PROBLEM REQUIREMENTS » Pictures stay out of the copy; restate everything else in the material exactly.

»»

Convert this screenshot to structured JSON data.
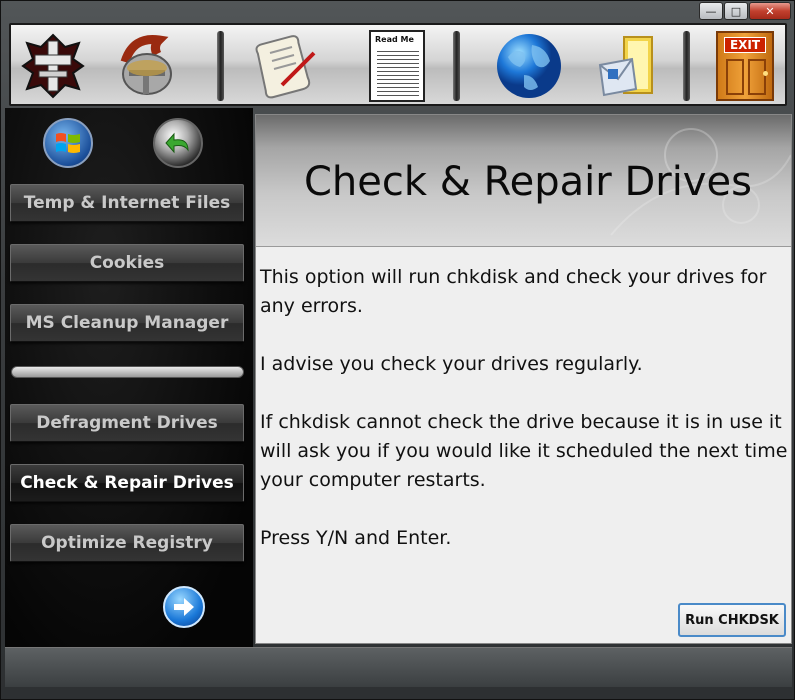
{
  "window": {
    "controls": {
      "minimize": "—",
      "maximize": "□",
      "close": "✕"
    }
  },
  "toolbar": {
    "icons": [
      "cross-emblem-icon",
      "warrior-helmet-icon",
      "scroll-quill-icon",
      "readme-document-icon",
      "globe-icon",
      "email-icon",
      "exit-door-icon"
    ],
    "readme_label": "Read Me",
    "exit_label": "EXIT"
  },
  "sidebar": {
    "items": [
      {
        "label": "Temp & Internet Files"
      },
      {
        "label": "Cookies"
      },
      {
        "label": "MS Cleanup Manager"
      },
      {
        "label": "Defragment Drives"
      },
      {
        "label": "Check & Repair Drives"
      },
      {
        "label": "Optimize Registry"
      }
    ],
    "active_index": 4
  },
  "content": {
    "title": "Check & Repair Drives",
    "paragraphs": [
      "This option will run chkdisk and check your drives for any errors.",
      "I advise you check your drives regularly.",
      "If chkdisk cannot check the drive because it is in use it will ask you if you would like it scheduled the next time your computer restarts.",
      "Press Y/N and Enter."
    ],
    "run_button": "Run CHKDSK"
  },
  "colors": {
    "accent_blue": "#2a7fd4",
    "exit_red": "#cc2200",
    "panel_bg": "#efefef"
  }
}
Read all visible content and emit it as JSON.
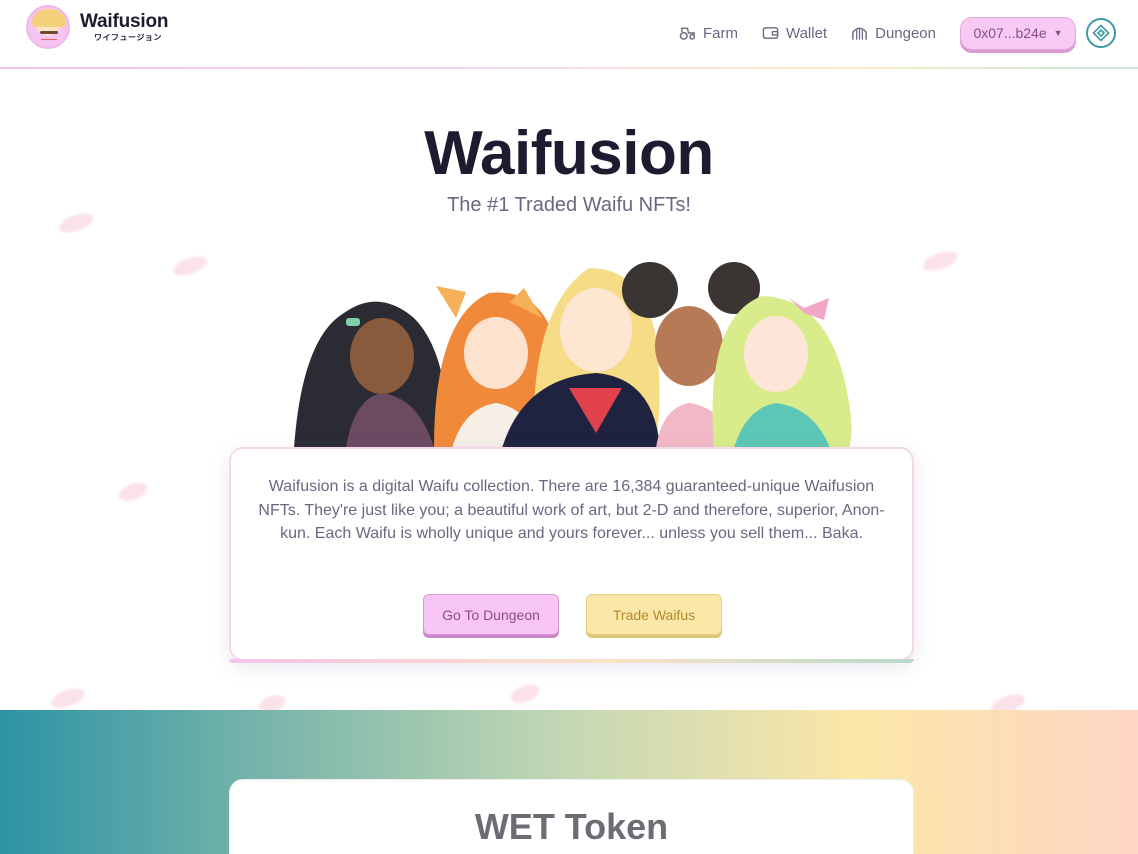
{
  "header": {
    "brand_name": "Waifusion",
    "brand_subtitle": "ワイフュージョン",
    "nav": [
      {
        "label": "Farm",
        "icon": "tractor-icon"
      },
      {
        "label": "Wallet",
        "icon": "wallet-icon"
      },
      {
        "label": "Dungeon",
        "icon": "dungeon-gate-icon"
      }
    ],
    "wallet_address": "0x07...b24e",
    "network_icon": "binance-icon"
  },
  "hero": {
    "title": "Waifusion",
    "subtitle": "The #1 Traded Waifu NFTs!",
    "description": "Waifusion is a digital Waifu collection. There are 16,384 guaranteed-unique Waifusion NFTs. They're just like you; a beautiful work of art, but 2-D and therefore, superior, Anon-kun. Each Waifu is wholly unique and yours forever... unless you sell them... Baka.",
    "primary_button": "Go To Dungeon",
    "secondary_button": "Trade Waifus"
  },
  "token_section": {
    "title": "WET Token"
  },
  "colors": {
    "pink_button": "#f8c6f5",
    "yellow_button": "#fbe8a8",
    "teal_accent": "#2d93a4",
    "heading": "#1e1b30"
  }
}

««

THE OUTPUT »
Convert this screenshot to structured JSON data.
{
  "window": {
    "controls": {
      "minimize": "—",
      "maximize": "□",
      "close": "✕"
    }
  },
  "toolbar": {
    "icons": [
      "cross-emblem-icon",
      "warrior-helmet-icon",
      "scroll-quill-icon",
      "readme-document-icon",
      "globe-icon",
      "email-icon",
      "exit-door-icon"
    ],
    "readme_label": "Read Me",
    "exit_label": "EXIT"
  },
  "sidebar": {
    "items": [
      {
        "label": "Temp & Internet Files"
      },
      {
        "label": "Cookies"
      },
      {
        "label": "MS Cleanup Manager"
      },
      {
        "label": "Defragment Drives"
      },
      {
        "label": "Check & Repair Drives"
      },
      {
        "label": "Optimize Registry"
      }
    ],
    "active_index": 4
  },
  "content": {
    "title": "Check & Repair Drives",
    "paragraphs": [
      "This option will run chkdisk and check your drives for any errors.",
      "I advise you check your drives regularly.",
      "If chkdisk cannot check the drive because it is in use it will ask you if you would like it scheduled the next time your computer restarts.",
      "Press Y/N and Enter."
    ],
    "run_button": "Run CHKDSK"
  },
  "colors": {
    "accent_blue": "#2a7fd4",
    "exit_red": "#cc2200",
    "panel_bg": "#efefef"
  }
}
Read all visible content and emit it as JSON.
{
  "header": {
    "brand_name": "Waifusion",
    "brand_subtitle": "ワイフュージョン",
    "nav": [
      {
        "label": "Farm",
        "icon": "tractor-icon"
      },
      {
        "label": "Wallet",
        "icon": "wallet-icon"
      },
      {
        "label": "Dungeon",
        "icon": "dungeon-gate-icon"
      }
    ],
    "wallet_address": "0x07...b24e",
    "network_icon": "binance-icon"
  },
  "hero": {
    "title": "Waifusion",
    "subtitle": "The #1 Traded Waifu NFTs!",
    "description": "Waifusion is a digital Waifu collection. There are 16,384 guaranteed-unique Waifusion NFTs. They're just like you; a beautiful work of art, but 2-D and therefore, superior, Anon-kun. Each Waifu is wholly unique and yours forever... unless you sell them... Baka.",
    "primary_button": "Go To Dungeon",
    "secondary_button": "Trade Waifus"
  },
  "token_section": {
    "title": "WET Token"
  },
  "colors": {
    "pink_button": "#f8c6f5",
    "yellow_button": "#fbe8a8",
    "teal_accent": "#2d93a4",
    "heading": "#1e1b30"
  }
}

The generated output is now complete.